┏━━
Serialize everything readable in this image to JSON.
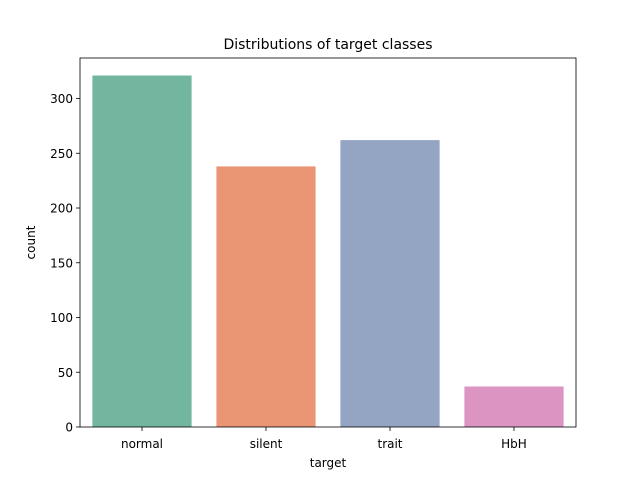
{
  "chart_data": {
    "type": "bar",
    "title": "Distributions of target classes",
    "xlabel": "target",
    "ylabel": "count",
    "categories": [
      "normal",
      "silent",
      "trait",
      "HbH"
    ],
    "values": [
      321,
      238,
      262,
      37
    ],
    "colors": [
      "#72b6a0",
      "#ea9674",
      "#94a4c3",
      "#dc94c2"
    ],
    "ylim": [
      0,
      337
    ],
    "yticks": [
      0,
      50,
      100,
      150,
      200,
      250,
      300
    ],
    "grid": false,
    "legend": "none"
  }
}
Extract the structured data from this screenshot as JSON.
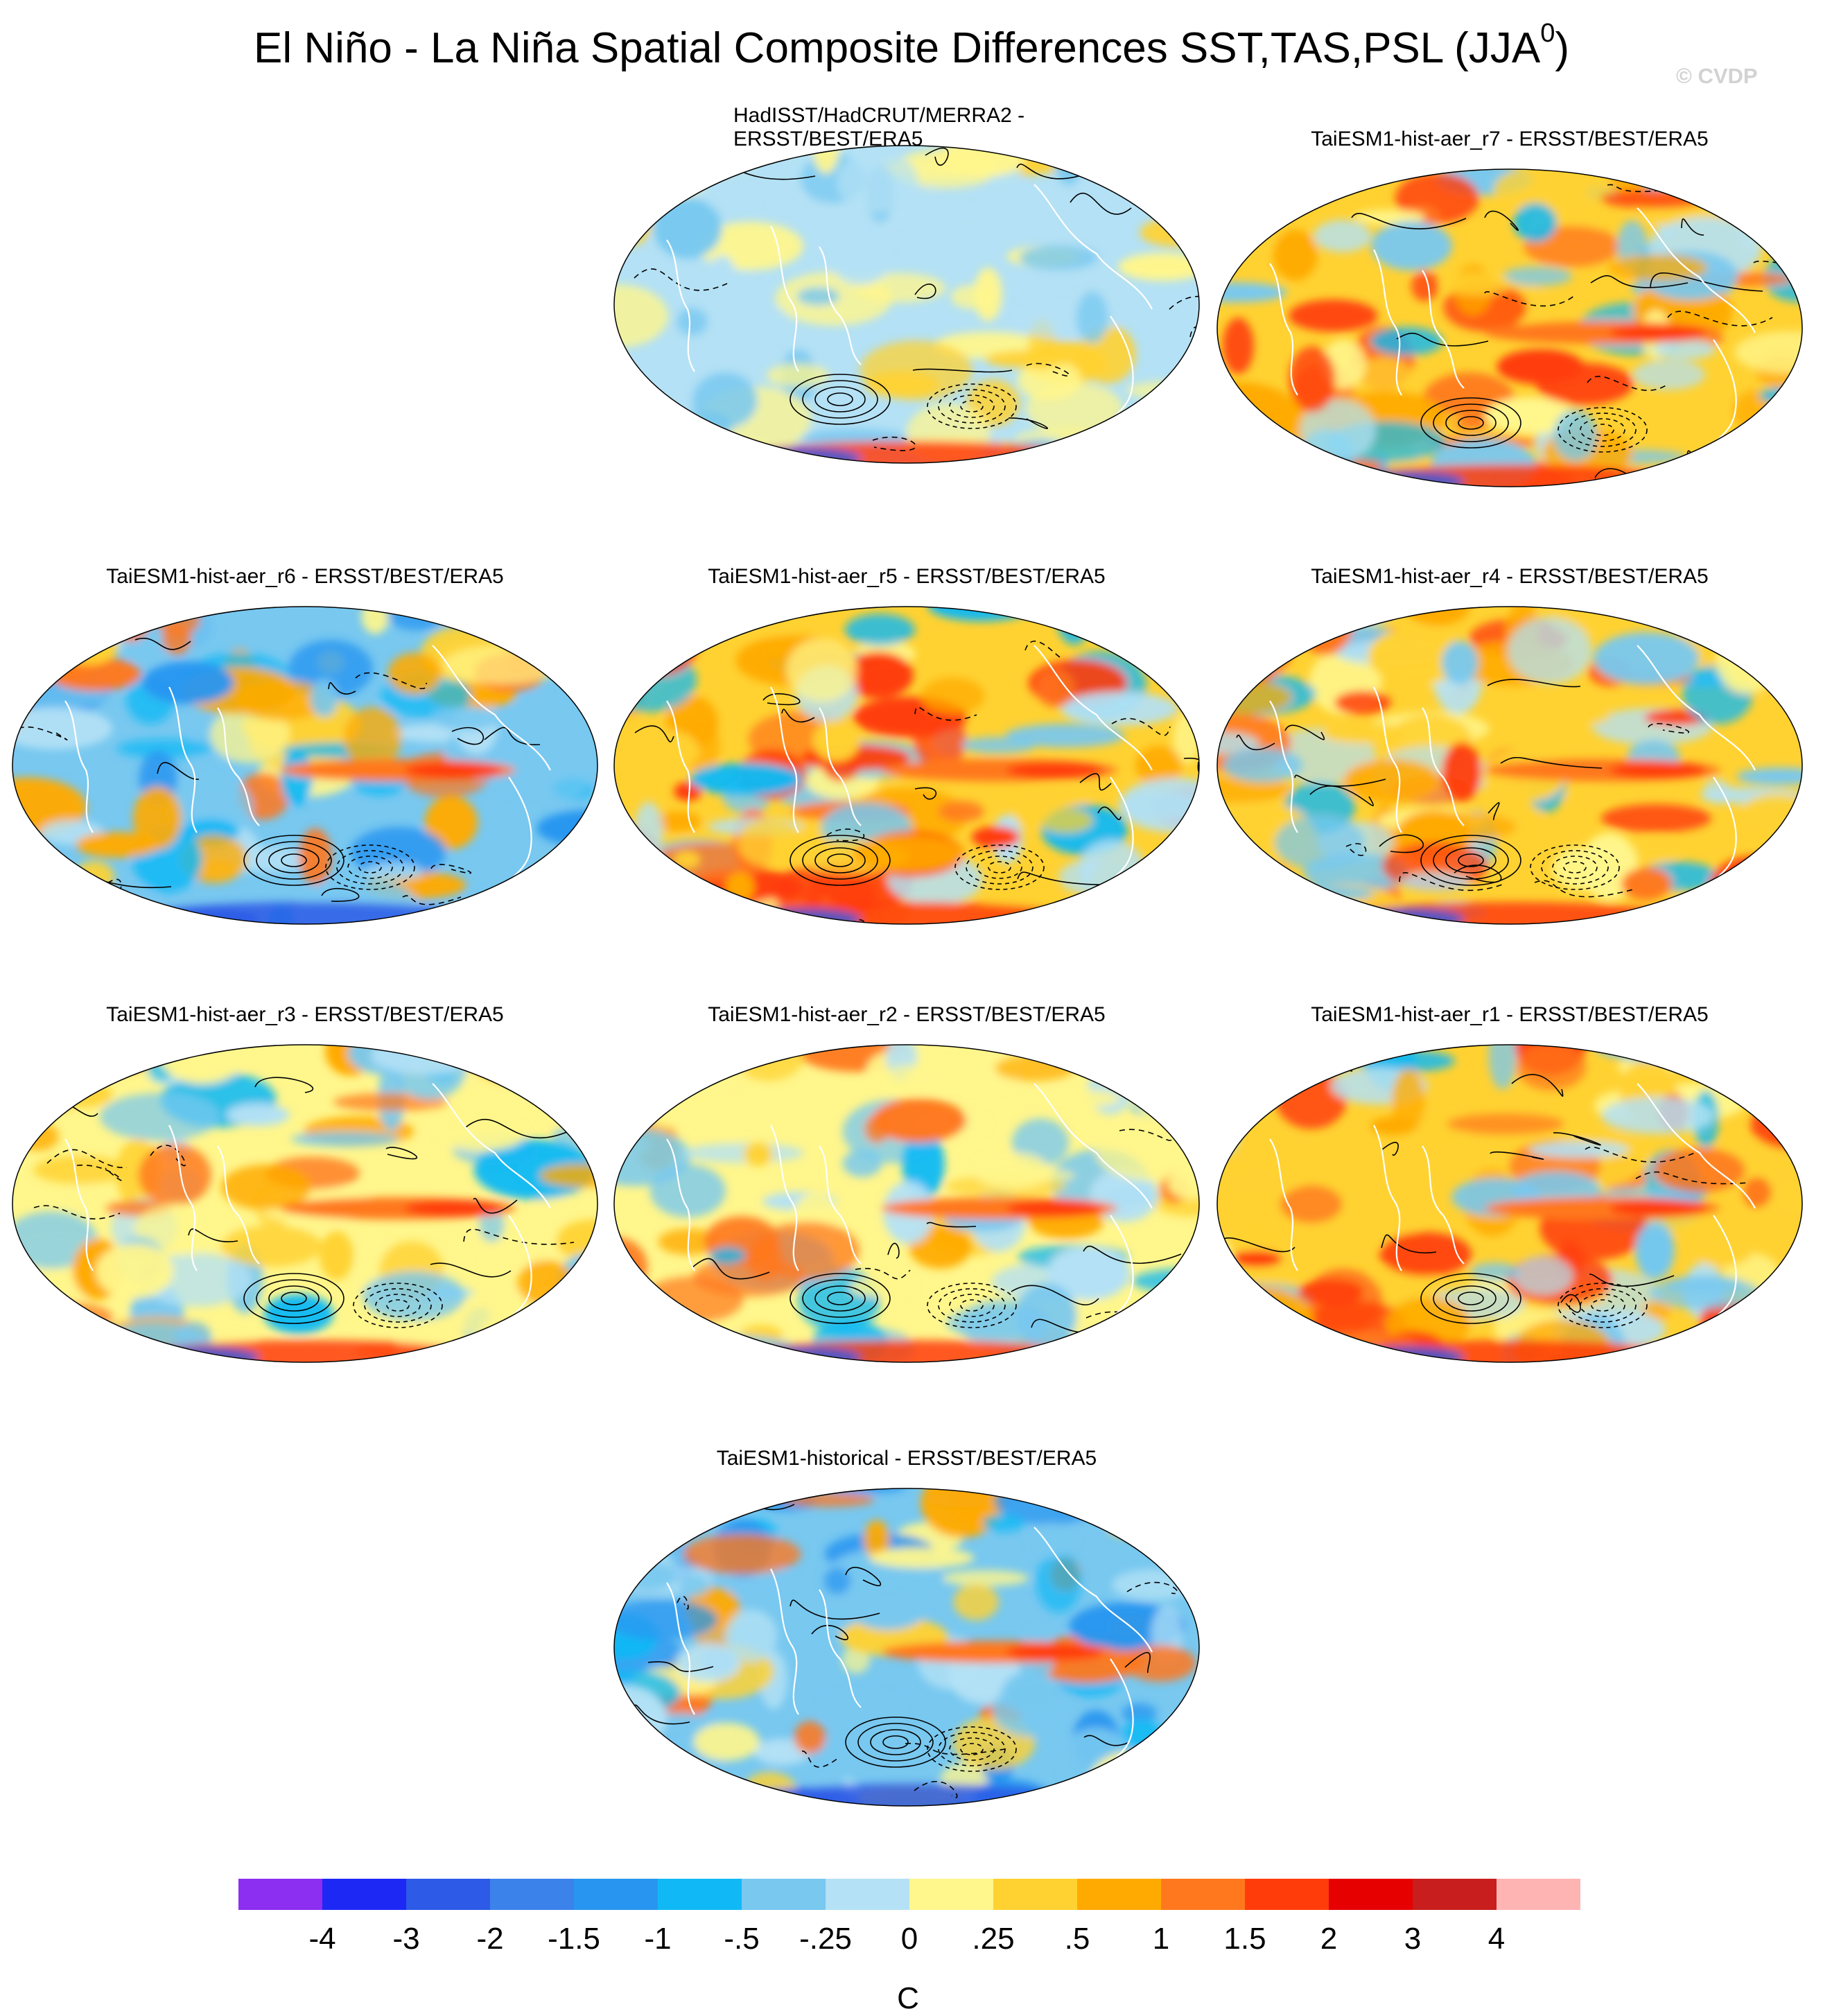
{
  "title": {
    "main": "El Niño - La Niña Spatial Composite Differences SST,TAS,PSL (JJA",
    "superscript": "0",
    "suffix": ")"
  },
  "credit": "© CVDP",
  "panels": [
    {
      "title": "HadISST/HadCRUT/MERRA2 -",
      "title_line2": "ERSST/BEST/ERA5",
      "pattern": "obs"
    },
    {
      "title": "TaiESM1-hist-aer_r7 - ERSST/BEST/ERA5",
      "pattern": "warm"
    },
    {
      "title": "TaiESM1-hist-aer_r6 - ERSST/BEST/ERA5",
      "pattern": "cool"
    },
    {
      "title": "TaiESM1-hist-aer_r5 - ERSST/BEST/ERA5",
      "pattern": "warm"
    },
    {
      "title": "TaiESM1-hist-aer_r4 - ERSST/BEST/ERA5",
      "pattern": "warm"
    },
    {
      "title": "TaiESM1-hist-aer_r3 - ERSST/BEST/ERA5",
      "pattern": "mixed"
    },
    {
      "title": "TaiESM1-hist-aer_r2 - ERSST/BEST/ERA5",
      "pattern": "mixed"
    },
    {
      "title": "TaiESM1-hist-aer_r1 - ERSST/BEST/ERA5",
      "pattern": "warm"
    },
    {
      "title": "TaiESM1-historical - ERSST/BEST/ERA5",
      "pattern": "cool"
    }
  ],
  "colorbar": {
    "unit": "C",
    "colors": [
      "#8c2ff0",
      "#1e28f5",
      "#2d5ae6",
      "#3c82eb",
      "#2896f0",
      "#10b9f5",
      "#78c8f0",
      "#b4e1f5",
      "#fff68c",
      "#ffd232",
      "#ffaa00",
      "#ff781e",
      "#ff3c0a",
      "#e60000",
      "#c81e1e",
      "#ffb4b4"
    ],
    "labels": [
      "-4",
      "-3",
      "-2",
      "-1.5",
      "-1",
      "-.5",
      "-.25",
      "0",
      ".25",
      ".5",
      "1",
      "1.5",
      "2",
      "3",
      "4"
    ]
  }
}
┗━━
- Work to complete -
Write out every entry again word for word, without any of the pictures.

- Solution -
Serialize everything readable in this image to JSON.
{
  "chart_data": {
    "type": "bar",
    "title": "Distributions of target classes",
    "xlabel": "target",
    "ylabel": "count",
    "categories": [
      "normal",
      "silent",
      "trait",
      "HbH"
    ],
    "values": [
      321,
      238,
      262,
      37
    ],
    "colors": [
      "#72b6a0",
      "#ea9674",
      "#94a4c3",
      "#dc94c2"
    ],
    "ylim": [
      0,
      337
    ],
    "yticks": [
      0,
      50,
      100,
      150,
      200,
      250,
      300
    ],
    "grid": false,
    "legend": "none"
  }
}
Extract the structured data from this screenshot as JSON.
{
  "title": {
    "main": "El Niño - La Niña Spatial Composite Differences SST,TAS,PSL (JJA",
    "superscript": "0",
    "suffix": ")"
  },
  "credit": "© CVDP",
  "panels": [
    {
      "title": "HadISST/HadCRUT/MERRA2 -",
      "title_line2": "ERSST/BEST/ERA5",
      "pattern": "obs"
    },
    {
      "title": "TaiESM1-hist-aer_r7 - ERSST/BEST/ERA5",
      "pattern": "warm"
    },
    {
      "title": "TaiESM1-hist-aer_r6 - ERSST/BEST/ERA5",
      "pattern": "cool"
    },
    {
      "title": "TaiESM1-hist-aer_r5 - ERSST/BEST/ERA5",
      "pattern": "warm"
    },
    {
      "title": "TaiESM1-hist-aer_r4 - ERSST/BEST/ERA5",
      "pattern": "warm"
    },
    {
      "title": "TaiESM1-hist-aer_r3 - ERSST/BEST/ERA5",
      "pattern": "mixed"
    },
    {
      "title": "TaiESM1-hist-aer_r2 - ERSST/BEST/ERA5",
      "pattern": "mixed"
    },
    {
      "title": "TaiESM1-hist-aer_r1 - ERSST/BEST/ERA5",
      "pattern": "warm"
    },
    {
      "title": "TaiESM1-historical - ERSST/BEST/ERA5",
      "pattern": "cool"
    }
  ],
  "colorbar": {
    "unit": "C",
    "colors": [
      "#8c2ff0",
      "#1e28f5",
      "#2d5ae6",
      "#3c82eb",
      "#2896f0",
      "#10b9f5",
      "#78c8f0",
      "#b4e1f5",
      "#fff68c",
      "#ffd232",
      "#ffaa00",
      "#ff781e",
      "#ff3c0a",
      "#e60000",
      "#c81e1e",
      "#ffb4b4"
    ],
    "labels": [
      "-4",
      "-3",
      "-2",
      "-1.5",
      "-1",
      "-.5",
      "-.25",
      "0",
      ".25",
      ".5",
      "1",
      "1.5",
      "2",
      "3",
      "4"
    ]
  }
}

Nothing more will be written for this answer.